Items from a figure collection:

★ ★ ★ ★ ★ ★ ★

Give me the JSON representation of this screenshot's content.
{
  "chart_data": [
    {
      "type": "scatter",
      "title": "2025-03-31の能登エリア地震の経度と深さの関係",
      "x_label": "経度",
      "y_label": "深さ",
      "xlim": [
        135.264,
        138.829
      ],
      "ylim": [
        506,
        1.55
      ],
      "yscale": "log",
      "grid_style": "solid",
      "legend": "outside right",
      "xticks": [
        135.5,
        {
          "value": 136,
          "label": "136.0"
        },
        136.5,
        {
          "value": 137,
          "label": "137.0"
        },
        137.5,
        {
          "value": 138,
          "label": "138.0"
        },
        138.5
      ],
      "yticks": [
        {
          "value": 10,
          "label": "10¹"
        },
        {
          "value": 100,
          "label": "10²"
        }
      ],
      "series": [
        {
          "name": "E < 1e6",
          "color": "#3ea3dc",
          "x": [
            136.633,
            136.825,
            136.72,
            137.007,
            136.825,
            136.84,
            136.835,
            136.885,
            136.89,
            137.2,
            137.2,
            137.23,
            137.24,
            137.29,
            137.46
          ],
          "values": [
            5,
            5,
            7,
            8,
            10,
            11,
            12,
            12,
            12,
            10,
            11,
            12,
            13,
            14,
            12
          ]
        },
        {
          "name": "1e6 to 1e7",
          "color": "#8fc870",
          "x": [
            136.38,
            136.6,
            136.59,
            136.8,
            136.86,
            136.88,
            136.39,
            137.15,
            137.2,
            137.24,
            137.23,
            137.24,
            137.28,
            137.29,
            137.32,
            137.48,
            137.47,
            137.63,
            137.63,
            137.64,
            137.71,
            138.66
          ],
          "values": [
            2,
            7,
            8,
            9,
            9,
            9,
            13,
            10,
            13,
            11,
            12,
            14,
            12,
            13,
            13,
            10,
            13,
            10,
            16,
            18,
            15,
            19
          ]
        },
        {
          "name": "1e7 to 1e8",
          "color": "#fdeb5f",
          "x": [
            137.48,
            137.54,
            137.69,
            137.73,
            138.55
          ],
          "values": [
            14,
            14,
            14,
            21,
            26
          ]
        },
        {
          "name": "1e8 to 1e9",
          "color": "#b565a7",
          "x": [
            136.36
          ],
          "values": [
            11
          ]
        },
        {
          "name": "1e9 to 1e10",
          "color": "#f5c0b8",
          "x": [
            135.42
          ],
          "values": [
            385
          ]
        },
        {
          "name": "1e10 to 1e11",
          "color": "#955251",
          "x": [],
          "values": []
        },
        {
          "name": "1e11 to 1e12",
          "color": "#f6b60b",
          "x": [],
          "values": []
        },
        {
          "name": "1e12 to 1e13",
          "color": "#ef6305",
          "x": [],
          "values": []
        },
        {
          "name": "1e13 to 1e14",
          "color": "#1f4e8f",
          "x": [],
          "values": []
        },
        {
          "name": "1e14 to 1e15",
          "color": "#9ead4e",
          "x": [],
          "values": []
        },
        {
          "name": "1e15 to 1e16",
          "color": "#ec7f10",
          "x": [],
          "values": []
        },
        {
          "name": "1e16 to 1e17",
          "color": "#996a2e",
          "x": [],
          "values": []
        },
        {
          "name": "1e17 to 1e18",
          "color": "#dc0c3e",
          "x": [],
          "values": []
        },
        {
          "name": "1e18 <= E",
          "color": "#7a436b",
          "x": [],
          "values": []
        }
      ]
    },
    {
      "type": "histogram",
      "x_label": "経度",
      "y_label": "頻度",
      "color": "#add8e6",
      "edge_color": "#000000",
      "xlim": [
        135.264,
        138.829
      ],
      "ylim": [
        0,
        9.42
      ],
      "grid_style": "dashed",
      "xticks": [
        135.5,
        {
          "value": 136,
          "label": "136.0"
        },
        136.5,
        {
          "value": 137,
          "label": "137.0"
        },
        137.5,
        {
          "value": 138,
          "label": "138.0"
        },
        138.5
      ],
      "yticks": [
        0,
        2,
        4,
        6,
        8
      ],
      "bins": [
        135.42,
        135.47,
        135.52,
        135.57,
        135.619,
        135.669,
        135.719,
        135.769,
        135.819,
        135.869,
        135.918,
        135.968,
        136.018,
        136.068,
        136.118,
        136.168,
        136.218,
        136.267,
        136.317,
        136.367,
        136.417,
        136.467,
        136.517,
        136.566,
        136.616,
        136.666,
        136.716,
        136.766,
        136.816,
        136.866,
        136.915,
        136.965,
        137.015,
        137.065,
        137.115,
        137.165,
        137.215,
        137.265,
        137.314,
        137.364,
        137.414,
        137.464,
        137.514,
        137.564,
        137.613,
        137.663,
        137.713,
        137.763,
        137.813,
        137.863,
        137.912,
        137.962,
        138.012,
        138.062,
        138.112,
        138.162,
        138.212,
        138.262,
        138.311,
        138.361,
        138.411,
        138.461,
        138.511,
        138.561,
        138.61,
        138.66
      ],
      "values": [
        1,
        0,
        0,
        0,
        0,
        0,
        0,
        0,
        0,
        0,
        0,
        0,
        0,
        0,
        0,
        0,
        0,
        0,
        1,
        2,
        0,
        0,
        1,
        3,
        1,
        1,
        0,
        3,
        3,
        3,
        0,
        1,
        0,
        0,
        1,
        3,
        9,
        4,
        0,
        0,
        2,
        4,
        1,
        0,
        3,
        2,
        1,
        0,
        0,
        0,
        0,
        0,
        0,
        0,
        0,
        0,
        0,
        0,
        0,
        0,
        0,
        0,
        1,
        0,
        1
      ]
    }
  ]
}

★ ★ ★ ★ ★ ★ ★

Instructions for the task: Restate the data above word for word.

Complete response:
Give me the JSON representation of this screenshot's content.
{
  "chart_data": [
    {
      "type": "scatter",
      "title": "2025-03-31の能登エリア地震の経度と深さの関係",
      "x_label": "経度",
      "y_label": "深さ",
      "xlim": [
        135.264,
        138.829
      ],
      "ylim": [
        506,
        1.55
      ],
      "yscale": "log",
      "grid_style": "solid",
      "legend": "outside right",
      "xticks": [
        135.5,
        {
          "value": 136,
          "label": "136.0"
        },
        136.5,
        {
          "value": 137,
          "label": "137.0"
        },
        137.5,
        {
          "value": 138,
          "label": "138.0"
        },
        138.5
      ],
      "yticks": [
        {
          "value": 10,
          "label": "10¹"
        },
        {
          "value": 100,
          "label": "10²"
        }
      ],
      "series": [
        {
          "name": "E < 1e6",
          "color": "#3ea3dc",
          "x": [
            136.633,
            136.825,
            136.72,
            137.007,
            136.825,
            136.84,
            136.835,
            136.885,
            136.89,
            137.2,
            137.2,
            137.23,
            137.24,
            137.29,
            137.46
          ],
          "values": [
            5,
            5,
            7,
            8,
            10,
            11,
            12,
            12,
            12,
            10,
            11,
            12,
            13,
            14,
            12
          ]
        },
        {
          "name": "1e6 to 1e7",
          "color": "#8fc870",
          "x": [
            136.38,
            136.6,
            136.59,
            136.8,
            136.86,
            136.88,
            136.39,
            137.15,
            137.2,
            137.24,
            137.23,
            137.24,
            137.28,
            137.29,
            137.32,
            137.48,
            137.47,
            137.63,
            137.63,
            137.64,
            137.71,
            138.66
          ],
          "values": [
            2,
            7,
            8,
            9,
            9,
            9,
            13,
            10,
            13,
            11,
            12,
            14,
            12,
            13,
            13,
            10,
            13,
            10,
            16,
            18,
            15,
            19
          ]
        },
        {
          "name": "1e7 to 1e8",
          "color": "#fdeb5f",
          "x": [
            137.48,
            137.54,
            137.69,
            137.73,
            138.55
          ],
          "values": [
            14,
            14,
            14,
            21,
            26
          ]
        },
        {
          "name": "1e8 to 1e9",
          "color": "#b565a7",
          "x": [
            136.36
          ],
          "values": [
            11
          ]
        },
        {
          "name": "1e9 to 1e10",
          "color": "#f5c0b8",
          "x": [
            135.42
          ],
          "values": [
            385
          ]
        },
        {
          "name": "1e10 to 1e11",
          "color": "#955251",
          "x": [],
          "values": []
        },
        {
          "name": "1e11 to 1e12",
          "color": "#f6b60b",
          "x": [],
          "values": []
        },
        {
          "name": "1e12 to 1e13",
          "color": "#ef6305",
          "x": [],
          "values": []
        },
        {
          "name": "1e13 to 1e14",
          "color": "#1f4e8f",
          "x": [],
          "values": []
        },
        {
          "name": "1e14 to 1e15",
          "color": "#9ead4e",
          "x": [],
          "values": []
        },
        {
          "name": "1e15 to 1e16",
          "color": "#ec7f10",
          "x": [],
          "values": []
        },
        {
          "name": "1e16 to 1e17",
          "color": "#996a2e",
          "x": [],
          "values": []
        },
        {
          "name": "1e17 to 1e18",
          "color": "#dc0c3e",
          "x": [],
          "values": []
        },
        {
          "name": "1e18 <= E",
          "color": "#7a436b",
          "x": [],
          "values": []
        }
      ]
    },
    {
      "type": "histogram",
      "x_label": "経度",
      "y_label": "頻度",
      "color": "#add8e6",
      "edge_color": "#000000",
      "xlim": [
        135.264,
        138.829
      ],
      "ylim": [
        0,
        9.42
      ],
      "grid_style": "dashed",
      "xticks": [
        135.5,
        {
          "value": 136,
          "label": "136.0"
        },
        136.5,
        {
          "value": 137,
          "label": "137.0"
        },
        137.5,
        {
          "value": 138,
          "label": "138.0"
        },
        138.5
      ],
      "yticks": [
        0,
        2,
        4,
        6,
        8
      ],
      "bins": [
        135.42,
        135.47,
        135.52,
        135.57,
        135.619,
        135.669,
        135.719,
        135.769,
        135.819,
        135.869,
        135.918,
        135.968,
        136.018,
        136.068,
        136.118,
        136.168,
        136.218,
        136.267,
        136.317,
        136.367,
        136.417,
        136.467,
        136.517,
        136.566,
        136.616,
        136.666,
        136.716,
        136.766,
        136.816,
        136.866,
        136.915,
        136.965,
        137.015,
        137.065,
        137.115,
        137.165,
        137.215,
        137.265,
        137.314,
        137.364,
        137.414,
        137.464,
        137.514,
        137.564,
        137.613,
        137.663,
        137.713,
        137.763,
        137.813,
        137.863,
        137.912,
        137.962,
        138.012,
        138.062,
        138.112,
        138.162,
        138.212,
        138.262,
        138.311,
        138.361,
        138.411,
        138.461,
        138.511,
        138.561,
        138.61,
        138.66
      ],
      "values": [
        1,
        0,
        0,
        0,
        0,
        0,
        0,
        0,
        0,
        0,
        0,
        0,
        0,
        0,
        0,
        0,
        0,
        0,
        1,
        2,
        0,
        0,
        1,
        3,
        1,
        1,
        0,
        3,
        3,
        3,
        0,
        1,
        0,
        0,
        1,
        3,
        9,
        4,
        0,
        0,
        2,
        4,
        1,
        0,
        3,
        2,
        1,
        0,
        0,
        0,
        0,
        0,
        0,
        0,
        0,
        0,
        0,
        0,
        0,
        0,
        0,
        0,
        1,
        0,
        1
      ]
    }
  ]
}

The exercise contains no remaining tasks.